BEGIN Material
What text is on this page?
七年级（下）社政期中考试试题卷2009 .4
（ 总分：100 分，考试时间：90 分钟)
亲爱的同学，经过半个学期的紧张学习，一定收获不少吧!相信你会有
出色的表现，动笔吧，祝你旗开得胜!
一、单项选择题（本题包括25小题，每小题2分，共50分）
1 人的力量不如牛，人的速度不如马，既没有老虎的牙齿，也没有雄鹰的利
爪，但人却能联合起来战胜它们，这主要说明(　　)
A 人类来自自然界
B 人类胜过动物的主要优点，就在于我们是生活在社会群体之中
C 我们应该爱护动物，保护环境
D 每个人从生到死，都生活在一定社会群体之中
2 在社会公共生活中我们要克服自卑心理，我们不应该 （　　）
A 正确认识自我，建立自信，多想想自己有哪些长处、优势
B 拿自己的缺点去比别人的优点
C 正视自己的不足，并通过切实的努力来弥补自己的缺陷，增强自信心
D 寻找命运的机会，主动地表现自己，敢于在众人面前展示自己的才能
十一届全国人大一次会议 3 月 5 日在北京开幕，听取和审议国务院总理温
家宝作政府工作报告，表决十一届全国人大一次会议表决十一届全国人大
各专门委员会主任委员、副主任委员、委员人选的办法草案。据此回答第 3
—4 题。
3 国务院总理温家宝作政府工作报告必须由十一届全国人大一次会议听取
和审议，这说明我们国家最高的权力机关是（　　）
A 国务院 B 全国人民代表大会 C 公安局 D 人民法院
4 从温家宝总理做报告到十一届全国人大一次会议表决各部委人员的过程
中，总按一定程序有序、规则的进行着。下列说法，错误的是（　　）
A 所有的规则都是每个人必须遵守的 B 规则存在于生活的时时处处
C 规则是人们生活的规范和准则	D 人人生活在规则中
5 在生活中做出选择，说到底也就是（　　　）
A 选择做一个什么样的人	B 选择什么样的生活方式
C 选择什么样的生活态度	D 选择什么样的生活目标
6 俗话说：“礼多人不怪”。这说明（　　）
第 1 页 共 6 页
END Material
### What you should do
Every entry must be output again, exactly as written above.

### The response
What text is on this page?
七年级（下）社政期中考试试题卷2009 .4
（ 总分：100 分，考试时间：90 分钟)
亲爱的同学，经过半个学期的紧张学习，一定收获不少吧!相信你会有
出色的表现，动笔吧，祝你旗开得胜!
一、单项选择题（本题包括25小题，每小题2分，共50分）
1 人的力量不如牛，人的速度不如马，既没有老虎的牙齿，也没有雄鹰的利
爪，但人却能联合起来战胜它们，这主要说明(　　)
A 人类来自自然界
B 人类胜过动物的主要优点，就在于我们是生活在社会群体之中
C 我们应该爱护动物，保护环境
D 每个人从生到死，都生活在一定社会群体之中
2 在社会公共生活中我们要克服自卑心理，我们不应该 （　　）
A 正确认识自我，建立自信，多想想自己有哪些长处、优势
B 拿自己的缺点去比别人的优点
C 正视自己的不足，并通过切实的努力来弥补自己的缺陷，增强自信心
D 寻找命运的机会，主动地表现自己，敢于在众人面前展示自己的才能
十一届全国人大一次会议 3 月 5 日在北京开幕，听取和审议国务院总理温
家宝作政府工作报告，表决十一届全国人大一次会议表决十一届全国人大
各专门委员会主任委员、副主任委员、委员人选的办法草案。据此回答第 3
—4 题。
3 国务院总理温家宝作政府工作报告必须由十一届全国人大一次会议听取
和审议，这说明我们国家最高的权力机关是（　　）
A 国务院 B 全国人民代表大会 C 公安局 D 人民法院
4 从温家宝总理做报告到十一届全国人大一次会议表决各部委人员的过程
中，总按一定程序有序、规则的进行着。下列说法，错误的是（　　）
A 所有的规则都是每个人必须遵守的 B 规则存在于生活的时时处处
C 规则是人们生活的规范和准则	D 人人生活在规则中
5 在生活中做出选择，说到底也就是（　　　）
A 选择做一个什么样的人	B 选择什么样的生活方式
C 选择什么样的生活态度	D 选择什么样的生活目标
6 俗话说：“礼多人不怪”。这说明（　　）
第 1 页 共 6 页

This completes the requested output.